◆ Your objective: Write out precisely the lines beginning with the line that contains "Give me a plain-text" and ending with the last line of the entries, and no other lines.

Stored records:
=======
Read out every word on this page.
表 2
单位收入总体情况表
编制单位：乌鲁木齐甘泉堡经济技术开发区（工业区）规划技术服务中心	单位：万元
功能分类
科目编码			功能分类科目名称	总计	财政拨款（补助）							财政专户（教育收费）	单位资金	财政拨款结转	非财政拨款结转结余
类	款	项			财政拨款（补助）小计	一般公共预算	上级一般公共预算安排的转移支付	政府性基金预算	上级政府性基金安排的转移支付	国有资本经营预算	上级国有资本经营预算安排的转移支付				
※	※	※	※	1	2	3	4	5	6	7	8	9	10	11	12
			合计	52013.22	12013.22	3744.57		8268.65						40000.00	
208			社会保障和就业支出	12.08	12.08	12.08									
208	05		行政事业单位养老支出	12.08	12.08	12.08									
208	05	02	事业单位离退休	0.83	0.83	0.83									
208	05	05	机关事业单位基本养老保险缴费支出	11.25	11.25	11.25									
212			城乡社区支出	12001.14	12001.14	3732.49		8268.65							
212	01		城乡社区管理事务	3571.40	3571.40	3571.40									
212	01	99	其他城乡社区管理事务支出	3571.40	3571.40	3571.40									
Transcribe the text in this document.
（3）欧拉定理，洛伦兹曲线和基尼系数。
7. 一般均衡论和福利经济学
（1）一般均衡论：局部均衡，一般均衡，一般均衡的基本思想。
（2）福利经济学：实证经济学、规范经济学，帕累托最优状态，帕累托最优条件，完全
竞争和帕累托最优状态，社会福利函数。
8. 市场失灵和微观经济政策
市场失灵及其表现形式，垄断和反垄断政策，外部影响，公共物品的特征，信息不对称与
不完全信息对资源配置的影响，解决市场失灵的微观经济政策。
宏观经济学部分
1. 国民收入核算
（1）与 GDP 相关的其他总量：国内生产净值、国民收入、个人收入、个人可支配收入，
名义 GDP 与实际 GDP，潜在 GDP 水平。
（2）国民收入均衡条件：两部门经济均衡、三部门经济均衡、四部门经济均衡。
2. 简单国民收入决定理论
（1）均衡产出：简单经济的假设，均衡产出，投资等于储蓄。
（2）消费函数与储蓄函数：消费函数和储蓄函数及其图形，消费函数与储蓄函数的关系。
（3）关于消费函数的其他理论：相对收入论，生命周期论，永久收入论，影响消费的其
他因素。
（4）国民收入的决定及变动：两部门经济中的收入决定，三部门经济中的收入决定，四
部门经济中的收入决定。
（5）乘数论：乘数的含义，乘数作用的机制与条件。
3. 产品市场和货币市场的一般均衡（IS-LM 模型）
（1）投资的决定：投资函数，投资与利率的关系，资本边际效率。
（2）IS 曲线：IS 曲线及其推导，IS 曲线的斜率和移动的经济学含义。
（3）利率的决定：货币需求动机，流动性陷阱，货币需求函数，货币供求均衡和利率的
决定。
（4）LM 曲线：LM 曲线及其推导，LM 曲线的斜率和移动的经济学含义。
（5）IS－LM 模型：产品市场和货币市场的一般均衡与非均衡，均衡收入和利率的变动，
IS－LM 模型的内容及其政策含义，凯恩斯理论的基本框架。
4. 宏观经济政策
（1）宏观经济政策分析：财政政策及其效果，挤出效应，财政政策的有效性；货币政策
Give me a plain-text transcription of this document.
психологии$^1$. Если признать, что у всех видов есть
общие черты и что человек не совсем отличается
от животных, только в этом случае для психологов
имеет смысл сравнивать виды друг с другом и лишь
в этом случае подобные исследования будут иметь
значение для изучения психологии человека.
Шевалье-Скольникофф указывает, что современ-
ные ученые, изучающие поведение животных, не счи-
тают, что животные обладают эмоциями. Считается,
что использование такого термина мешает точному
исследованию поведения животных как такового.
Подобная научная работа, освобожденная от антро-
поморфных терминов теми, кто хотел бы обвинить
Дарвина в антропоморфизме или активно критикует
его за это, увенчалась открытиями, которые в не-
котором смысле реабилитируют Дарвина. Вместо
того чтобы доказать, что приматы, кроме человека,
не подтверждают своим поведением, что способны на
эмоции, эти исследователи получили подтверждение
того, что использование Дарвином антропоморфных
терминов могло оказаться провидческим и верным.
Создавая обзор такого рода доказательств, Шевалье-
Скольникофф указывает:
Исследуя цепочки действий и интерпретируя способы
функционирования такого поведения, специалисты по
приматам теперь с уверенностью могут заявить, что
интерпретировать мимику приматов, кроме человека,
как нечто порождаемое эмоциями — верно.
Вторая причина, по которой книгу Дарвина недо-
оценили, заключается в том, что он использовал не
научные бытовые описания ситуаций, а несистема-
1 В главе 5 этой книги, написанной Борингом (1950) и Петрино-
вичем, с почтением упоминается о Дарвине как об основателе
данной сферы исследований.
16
=======
◆ Exercise response:
Give me a plain-text transcription of this document.
психологии$^1$. Если признать, что у всех видов есть
общие черты и что человек не совсем отличается
от животных, только в этом случае для психологов
имеет смысл сравнивать виды друг с другом и лишь
в этом случае подобные исследования будут иметь
значение для изучения психологии человека.
Шевалье-Скольникофф указывает, что современ-
ные ученые, изучающие поведение животных, не счи-
тают, что животные обладают эмоциями. Считается,
что использование такого термина мешает точному
исследованию поведения животных как такового.
Подобная научная работа, освобожденная от антро-
поморфных терминов теми, кто хотел бы обвинить
Дарвина в антропоморфизме или активно критикует
его за это, увенчалась открытиями, которые в не-
котором смысле реабилитируют Дарвина. Вместо
того чтобы доказать, что приматы, кроме человека,
не подтверждают своим поведением, что способны на
эмоции, эти исследователи получили подтверждение
того, что использование Дарвином антропоморфных
терминов могло оказаться провидческим и верным.
Создавая обзор такого рода доказательств, Шевалье-
Скольникофф указывает:
Исследуя цепочки действий и интерпретируя способы
функционирования такого поведения, специалисты по
приматам теперь с уверенностью могут заявить, что
интерпретировать мимику приматов, кроме человека,
как нечто порождаемое эмоциями — верно.
Вторая причина, по которой книгу Дарвина недо-
оценили, заключается в том, что он использовал не
научные бытовые описания ситуаций, а несистема-
1 В главе 5 этой книги, написанной Борингом (1950) и Петрино-
вичем, с почтением упоминается о Дарвине как об основателе
данной сферы исследований.
16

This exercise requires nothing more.